• Problem requirements
Repeat exactly the lines from the line containing "Give me a plain-text" to the last line of the listing, including both.

▬▬▬▬▬▬▬▬▬▬

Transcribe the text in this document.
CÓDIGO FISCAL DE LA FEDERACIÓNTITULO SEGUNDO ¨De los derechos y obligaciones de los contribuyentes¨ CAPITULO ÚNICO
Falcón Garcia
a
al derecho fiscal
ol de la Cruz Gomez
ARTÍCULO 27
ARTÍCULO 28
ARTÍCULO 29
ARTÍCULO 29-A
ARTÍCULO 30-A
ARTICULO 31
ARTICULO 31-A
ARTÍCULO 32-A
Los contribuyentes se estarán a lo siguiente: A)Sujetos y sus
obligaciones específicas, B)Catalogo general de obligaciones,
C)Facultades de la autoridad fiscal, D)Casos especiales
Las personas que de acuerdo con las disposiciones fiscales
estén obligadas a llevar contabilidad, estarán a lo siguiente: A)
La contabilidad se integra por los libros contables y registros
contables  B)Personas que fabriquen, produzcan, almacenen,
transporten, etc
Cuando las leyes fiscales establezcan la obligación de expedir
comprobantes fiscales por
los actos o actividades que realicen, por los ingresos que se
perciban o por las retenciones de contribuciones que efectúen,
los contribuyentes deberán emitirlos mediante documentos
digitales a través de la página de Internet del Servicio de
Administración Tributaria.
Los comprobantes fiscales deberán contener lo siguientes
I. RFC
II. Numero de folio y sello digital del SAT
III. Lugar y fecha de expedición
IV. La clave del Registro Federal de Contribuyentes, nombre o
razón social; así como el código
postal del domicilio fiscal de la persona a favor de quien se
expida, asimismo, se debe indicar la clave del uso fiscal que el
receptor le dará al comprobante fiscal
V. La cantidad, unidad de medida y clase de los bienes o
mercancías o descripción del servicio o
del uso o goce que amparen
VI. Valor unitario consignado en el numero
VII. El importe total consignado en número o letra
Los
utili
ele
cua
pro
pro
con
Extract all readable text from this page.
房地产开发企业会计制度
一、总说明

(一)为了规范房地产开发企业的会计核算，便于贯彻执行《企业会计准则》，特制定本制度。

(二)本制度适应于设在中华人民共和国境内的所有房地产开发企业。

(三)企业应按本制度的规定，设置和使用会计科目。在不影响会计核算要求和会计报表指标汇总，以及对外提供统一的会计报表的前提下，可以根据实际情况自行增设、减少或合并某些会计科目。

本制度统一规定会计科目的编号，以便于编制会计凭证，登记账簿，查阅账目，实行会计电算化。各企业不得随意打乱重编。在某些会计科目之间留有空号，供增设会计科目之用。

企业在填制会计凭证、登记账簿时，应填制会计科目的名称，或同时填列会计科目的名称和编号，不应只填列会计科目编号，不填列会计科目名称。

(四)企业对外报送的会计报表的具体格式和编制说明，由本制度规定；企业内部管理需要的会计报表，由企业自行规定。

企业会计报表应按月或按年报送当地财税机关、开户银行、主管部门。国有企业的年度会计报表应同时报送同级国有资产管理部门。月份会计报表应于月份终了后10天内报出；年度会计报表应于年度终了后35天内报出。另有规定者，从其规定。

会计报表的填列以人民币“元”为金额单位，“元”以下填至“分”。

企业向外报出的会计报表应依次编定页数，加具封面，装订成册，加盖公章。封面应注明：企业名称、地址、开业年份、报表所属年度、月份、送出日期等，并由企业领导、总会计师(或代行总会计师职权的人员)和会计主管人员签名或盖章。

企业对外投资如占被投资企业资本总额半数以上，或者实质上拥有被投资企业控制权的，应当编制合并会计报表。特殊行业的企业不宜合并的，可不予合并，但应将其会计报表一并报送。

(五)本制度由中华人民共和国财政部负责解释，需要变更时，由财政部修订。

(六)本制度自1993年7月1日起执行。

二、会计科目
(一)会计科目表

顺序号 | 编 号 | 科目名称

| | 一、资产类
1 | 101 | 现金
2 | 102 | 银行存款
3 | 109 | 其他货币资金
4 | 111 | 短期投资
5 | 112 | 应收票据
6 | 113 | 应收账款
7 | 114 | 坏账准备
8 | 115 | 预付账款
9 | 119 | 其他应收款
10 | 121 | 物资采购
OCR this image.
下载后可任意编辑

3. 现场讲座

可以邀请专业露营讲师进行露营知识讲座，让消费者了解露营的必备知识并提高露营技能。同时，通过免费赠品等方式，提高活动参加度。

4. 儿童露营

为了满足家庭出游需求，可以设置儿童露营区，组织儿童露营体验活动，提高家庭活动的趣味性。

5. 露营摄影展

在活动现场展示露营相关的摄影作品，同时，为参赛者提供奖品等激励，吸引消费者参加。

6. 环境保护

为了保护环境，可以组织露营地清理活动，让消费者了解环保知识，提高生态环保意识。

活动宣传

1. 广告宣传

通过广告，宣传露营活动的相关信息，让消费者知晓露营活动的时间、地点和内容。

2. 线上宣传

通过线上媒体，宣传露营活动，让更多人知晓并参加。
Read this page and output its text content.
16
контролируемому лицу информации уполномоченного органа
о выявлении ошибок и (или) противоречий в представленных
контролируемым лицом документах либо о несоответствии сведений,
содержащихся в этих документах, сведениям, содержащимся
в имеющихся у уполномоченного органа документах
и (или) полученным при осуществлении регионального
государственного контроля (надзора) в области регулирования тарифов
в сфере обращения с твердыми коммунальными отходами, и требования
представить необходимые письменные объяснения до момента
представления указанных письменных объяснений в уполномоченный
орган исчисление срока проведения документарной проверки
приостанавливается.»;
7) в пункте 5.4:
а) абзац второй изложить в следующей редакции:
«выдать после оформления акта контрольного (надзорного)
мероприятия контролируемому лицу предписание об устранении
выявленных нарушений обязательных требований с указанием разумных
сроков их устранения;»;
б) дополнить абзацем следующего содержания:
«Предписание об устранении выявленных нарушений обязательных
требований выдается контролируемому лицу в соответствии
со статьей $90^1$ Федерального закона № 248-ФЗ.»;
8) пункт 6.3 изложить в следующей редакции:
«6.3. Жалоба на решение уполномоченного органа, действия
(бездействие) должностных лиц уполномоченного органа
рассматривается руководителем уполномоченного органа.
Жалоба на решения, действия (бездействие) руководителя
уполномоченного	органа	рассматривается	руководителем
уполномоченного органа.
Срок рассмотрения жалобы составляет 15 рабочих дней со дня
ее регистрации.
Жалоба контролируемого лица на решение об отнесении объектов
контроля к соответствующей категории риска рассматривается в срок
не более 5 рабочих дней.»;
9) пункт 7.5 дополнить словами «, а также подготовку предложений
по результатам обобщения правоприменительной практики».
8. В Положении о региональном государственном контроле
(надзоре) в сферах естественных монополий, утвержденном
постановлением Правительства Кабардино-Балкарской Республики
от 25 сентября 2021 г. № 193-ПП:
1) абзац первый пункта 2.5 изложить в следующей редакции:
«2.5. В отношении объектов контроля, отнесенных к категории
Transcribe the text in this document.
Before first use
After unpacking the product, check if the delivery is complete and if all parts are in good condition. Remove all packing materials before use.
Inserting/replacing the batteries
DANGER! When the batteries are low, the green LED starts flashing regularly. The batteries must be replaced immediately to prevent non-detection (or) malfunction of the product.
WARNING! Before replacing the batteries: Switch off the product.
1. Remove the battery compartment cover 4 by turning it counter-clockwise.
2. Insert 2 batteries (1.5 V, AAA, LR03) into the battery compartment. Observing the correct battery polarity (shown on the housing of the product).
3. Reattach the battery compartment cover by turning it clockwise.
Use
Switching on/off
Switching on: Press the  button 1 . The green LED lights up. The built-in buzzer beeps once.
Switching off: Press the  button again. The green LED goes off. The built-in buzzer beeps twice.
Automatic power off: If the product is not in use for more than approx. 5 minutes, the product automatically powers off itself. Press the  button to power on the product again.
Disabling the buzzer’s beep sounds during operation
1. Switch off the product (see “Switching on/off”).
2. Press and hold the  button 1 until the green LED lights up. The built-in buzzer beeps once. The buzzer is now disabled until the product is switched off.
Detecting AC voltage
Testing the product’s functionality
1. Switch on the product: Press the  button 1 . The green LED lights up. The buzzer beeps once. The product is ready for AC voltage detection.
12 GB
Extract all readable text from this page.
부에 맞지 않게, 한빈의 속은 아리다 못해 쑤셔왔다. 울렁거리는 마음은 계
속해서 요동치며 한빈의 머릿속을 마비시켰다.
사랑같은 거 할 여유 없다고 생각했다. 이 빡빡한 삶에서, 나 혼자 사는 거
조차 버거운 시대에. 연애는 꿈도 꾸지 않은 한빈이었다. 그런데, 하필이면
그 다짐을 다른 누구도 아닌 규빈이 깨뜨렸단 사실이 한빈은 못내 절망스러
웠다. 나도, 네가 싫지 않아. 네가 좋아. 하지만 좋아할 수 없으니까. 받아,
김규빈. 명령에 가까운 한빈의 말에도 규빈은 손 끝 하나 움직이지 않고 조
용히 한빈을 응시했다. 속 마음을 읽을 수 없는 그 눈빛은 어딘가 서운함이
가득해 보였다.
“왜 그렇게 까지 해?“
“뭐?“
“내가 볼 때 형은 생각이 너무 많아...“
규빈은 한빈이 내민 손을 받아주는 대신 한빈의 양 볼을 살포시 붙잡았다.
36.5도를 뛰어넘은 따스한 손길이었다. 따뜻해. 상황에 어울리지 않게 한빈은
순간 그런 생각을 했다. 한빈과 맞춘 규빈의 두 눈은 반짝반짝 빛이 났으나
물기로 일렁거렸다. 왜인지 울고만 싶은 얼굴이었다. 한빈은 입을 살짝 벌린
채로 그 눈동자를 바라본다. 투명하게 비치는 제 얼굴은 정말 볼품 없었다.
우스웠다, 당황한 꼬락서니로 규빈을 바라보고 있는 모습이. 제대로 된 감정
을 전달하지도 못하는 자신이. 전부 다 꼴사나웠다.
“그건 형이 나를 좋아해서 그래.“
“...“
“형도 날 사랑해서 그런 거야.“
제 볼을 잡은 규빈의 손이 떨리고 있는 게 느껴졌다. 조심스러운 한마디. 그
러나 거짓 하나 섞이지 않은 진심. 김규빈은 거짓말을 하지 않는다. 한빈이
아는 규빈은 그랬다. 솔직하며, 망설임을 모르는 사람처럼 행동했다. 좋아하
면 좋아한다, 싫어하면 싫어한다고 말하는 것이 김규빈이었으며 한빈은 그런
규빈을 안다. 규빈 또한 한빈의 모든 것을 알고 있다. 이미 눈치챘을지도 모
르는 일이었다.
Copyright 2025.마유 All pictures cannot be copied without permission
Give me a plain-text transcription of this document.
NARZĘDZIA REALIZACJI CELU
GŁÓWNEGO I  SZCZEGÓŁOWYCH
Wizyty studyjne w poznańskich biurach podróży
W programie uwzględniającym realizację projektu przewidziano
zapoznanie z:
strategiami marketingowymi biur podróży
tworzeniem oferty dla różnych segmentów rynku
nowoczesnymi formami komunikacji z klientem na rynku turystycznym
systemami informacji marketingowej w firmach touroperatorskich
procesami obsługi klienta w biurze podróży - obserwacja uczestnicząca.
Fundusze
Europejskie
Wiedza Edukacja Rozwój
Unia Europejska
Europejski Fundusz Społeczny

▬▬▬▬▬▬▬▬▬▬

• Problem solution
Give me a plain-text transcription of this document.
NARZĘDZIA REALIZACJI CELU
GŁÓWNEGO I  SZCZEGÓŁOWYCH
Wizyty studyjne w poznańskich biurach podróży
W programie uwzględniającym realizację projektu przewidziano
zapoznanie z:
strategiami marketingowymi biur podróży
tworzeniem oferty dla różnych segmentów rynku
nowoczesnymi formami komunikacji z klientem na rynku turystycznym
systemami informacji marketingowej w firmach touroperatorskich
procesami obsługi klienta w biurze podróży - obserwacja uczestnicząca.
Fundusze
Europejskie
Wiedza Edukacja Rozwój
Unia Europejska
Europejski Fundusz Społeczny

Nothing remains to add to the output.